# start of PROVIDED RECORDS

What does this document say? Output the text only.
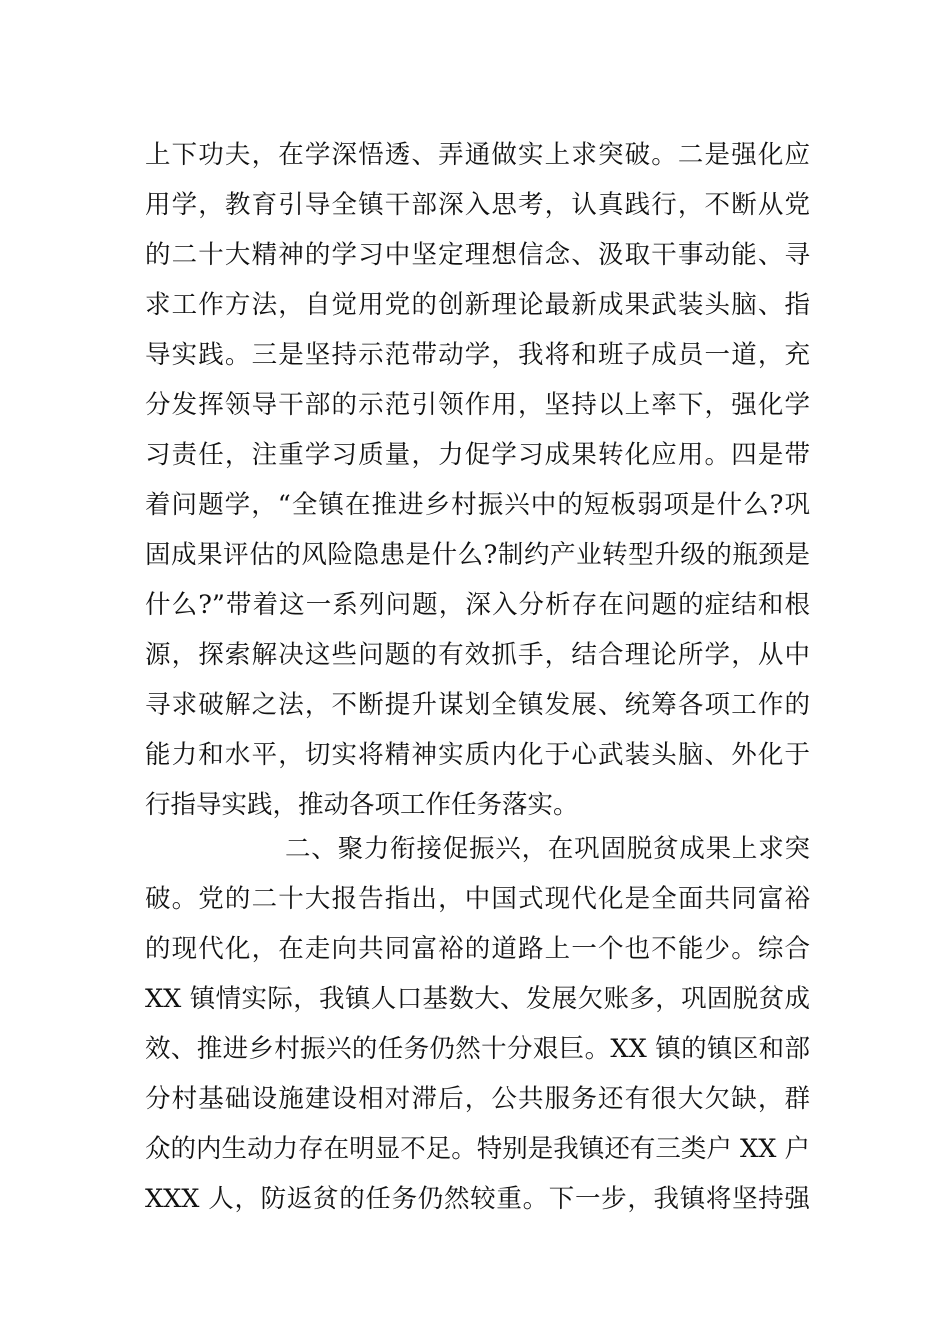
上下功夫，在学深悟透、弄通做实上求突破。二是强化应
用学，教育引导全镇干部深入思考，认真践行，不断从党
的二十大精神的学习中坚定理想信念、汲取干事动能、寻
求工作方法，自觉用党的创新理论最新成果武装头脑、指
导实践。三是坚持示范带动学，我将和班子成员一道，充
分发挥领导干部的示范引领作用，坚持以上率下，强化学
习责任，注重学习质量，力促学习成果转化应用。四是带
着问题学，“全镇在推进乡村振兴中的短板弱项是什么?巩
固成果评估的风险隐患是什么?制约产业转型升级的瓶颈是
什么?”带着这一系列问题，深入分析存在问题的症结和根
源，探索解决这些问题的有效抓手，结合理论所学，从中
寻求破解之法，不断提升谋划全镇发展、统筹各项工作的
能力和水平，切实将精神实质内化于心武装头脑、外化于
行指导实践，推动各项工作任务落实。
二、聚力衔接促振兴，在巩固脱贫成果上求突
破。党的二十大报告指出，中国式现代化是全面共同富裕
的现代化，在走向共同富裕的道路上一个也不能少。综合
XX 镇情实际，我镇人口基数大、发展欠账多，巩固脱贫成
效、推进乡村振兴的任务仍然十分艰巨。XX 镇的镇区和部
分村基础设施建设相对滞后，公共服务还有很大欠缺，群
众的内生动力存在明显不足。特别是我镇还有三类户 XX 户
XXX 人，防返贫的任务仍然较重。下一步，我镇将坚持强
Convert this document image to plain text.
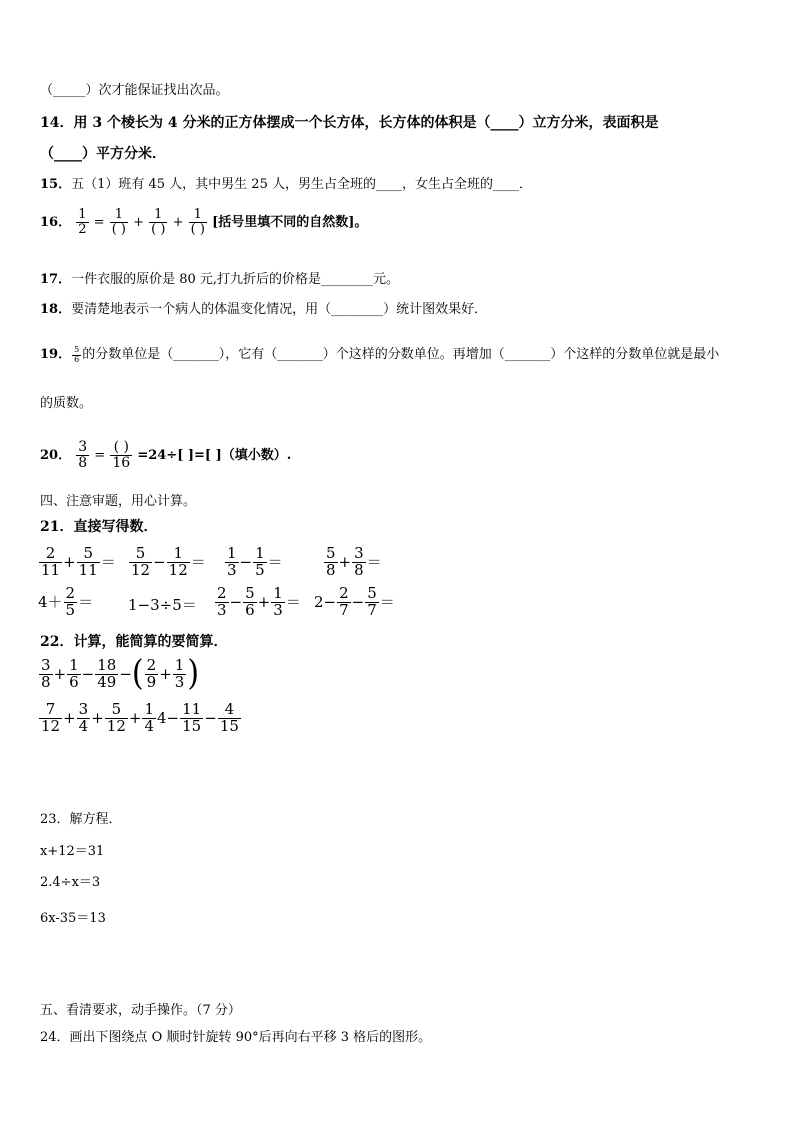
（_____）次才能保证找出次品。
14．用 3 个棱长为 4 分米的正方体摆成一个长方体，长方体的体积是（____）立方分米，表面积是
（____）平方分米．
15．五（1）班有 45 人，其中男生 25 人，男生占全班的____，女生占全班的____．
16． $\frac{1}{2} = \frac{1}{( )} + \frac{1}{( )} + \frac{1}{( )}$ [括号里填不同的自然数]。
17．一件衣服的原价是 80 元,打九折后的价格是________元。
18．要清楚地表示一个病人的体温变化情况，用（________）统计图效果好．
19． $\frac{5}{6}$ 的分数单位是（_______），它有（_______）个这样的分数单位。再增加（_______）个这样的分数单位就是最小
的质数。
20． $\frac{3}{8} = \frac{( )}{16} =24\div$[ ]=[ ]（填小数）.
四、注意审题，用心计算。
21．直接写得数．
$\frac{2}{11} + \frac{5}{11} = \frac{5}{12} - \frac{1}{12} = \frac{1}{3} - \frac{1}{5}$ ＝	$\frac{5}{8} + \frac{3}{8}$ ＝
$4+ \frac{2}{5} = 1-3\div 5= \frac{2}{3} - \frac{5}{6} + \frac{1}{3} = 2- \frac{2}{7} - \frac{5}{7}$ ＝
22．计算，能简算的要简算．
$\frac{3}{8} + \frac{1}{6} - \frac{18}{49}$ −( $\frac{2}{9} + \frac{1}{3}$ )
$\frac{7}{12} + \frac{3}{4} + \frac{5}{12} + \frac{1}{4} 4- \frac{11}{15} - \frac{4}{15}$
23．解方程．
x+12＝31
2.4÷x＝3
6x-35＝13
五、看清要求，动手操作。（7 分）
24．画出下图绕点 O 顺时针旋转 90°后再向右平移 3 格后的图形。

# end of PROVIDED RECORDS

■ **INSTRUCTIONS FOR THE TASK**
Pictures in the records above are left out; print everything else exactly as written.

■ **REPLY TO THE TASK**
What does this document say? Output the text only.
上下功夫，在学深悟透、弄通做实上求突破。二是强化应
用学，教育引导全镇干部深入思考，认真践行，不断从党
的二十大精神的学习中坚定理想信念、汲取干事动能、寻
求工作方法，自觉用党的创新理论最新成果武装头脑、指
导实践。三是坚持示范带动学，我将和班子成员一道，充
分发挥领导干部的示范引领作用，坚持以上率下，强化学
习责任，注重学习质量，力促学习成果转化应用。四是带
着问题学，“全镇在推进乡村振兴中的短板弱项是什么?巩
固成果评估的风险隐患是什么?制约产业转型升级的瓶颈是
什么?”带着这一系列问题，深入分析存在问题的症结和根
源，探索解决这些问题的有效抓手，结合理论所学，从中
寻求破解之法，不断提升谋划全镇发展、统筹各项工作的
能力和水平，切实将精神实质内化于心武装头脑、外化于
行指导实践，推动各项工作任务落实。
二、聚力衔接促振兴，在巩固脱贫成果上求突
破。党的二十大报告指出，中国式现代化是全面共同富裕
的现代化，在走向共同富裕的道路上一个也不能少。综合
XX 镇情实际，我镇人口基数大、发展欠账多，巩固脱贫成
效、推进乡村振兴的任务仍然十分艰巨。XX 镇的镇区和部
分村基础设施建设相对滞后，公共服务还有很大欠缺，群
众的内生动力存在明显不足。特别是我镇还有三类户 XX 户
XXX 人，防返贫的任务仍然较重。下一步，我镇将坚持强
Convert this document image to plain text.
（_____）次才能保证找出次品。
14．用 3 个棱长为 4 分米的正方体摆成一个长方体，长方体的体积是（____）立方分米，表面积是
（____）平方分米．
15．五（1）班有 45 人，其中男生 25 人，男生占全班的____，女生占全班的____．
16． $\frac{1}{2} = \frac{1}{( )} + \frac{1}{( )} + \frac{1}{( )}$ [括号里填不同的自然数]。
17．一件衣服的原价是 80 元,打九折后的价格是________元。
18．要清楚地表示一个病人的体温变化情况，用（________）统计图效果好．
19． $\frac{5}{6}$ 的分数单位是（_______），它有（_______）个这样的分数单位。再增加（_______）个这样的分数单位就是最小
的质数。
20． $\frac{3}{8} = \frac{( )}{16} =24\div$[ ]=[ ]（填小数）.
四、注意审题，用心计算。
21．直接写得数．
$\frac{2}{11} + \frac{5}{11} = \frac{5}{12} - \frac{1}{12} = \frac{1}{3} - \frac{1}{5}$ ＝	$\frac{5}{8} + \frac{3}{8}$ ＝
$4+ \frac{2}{5} = 1-3\div 5= \frac{2}{3} - \frac{5}{6} + \frac{1}{3} = 2- \frac{2}{7} - \frac{5}{7}$ ＝
22．计算，能简算的要简算．
$\frac{3}{8} + \frac{1}{6} - \frac{18}{49}$ −( $\frac{2}{9} + \frac{1}{3}$ )
$\frac{7}{12} + \frac{3}{4} + \frac{5}{12} + \frac{1}{4} 4- \frac{11}{15} - \frac{4}{15}$
23．解方程．
x+12＝31
2.4÷x＝3
6x-35＝13
五、看清要求，动手操作。（7 分）
24．画出下图绕点 O 顺时针旋转 90°后再向右平移 3 格后的图形。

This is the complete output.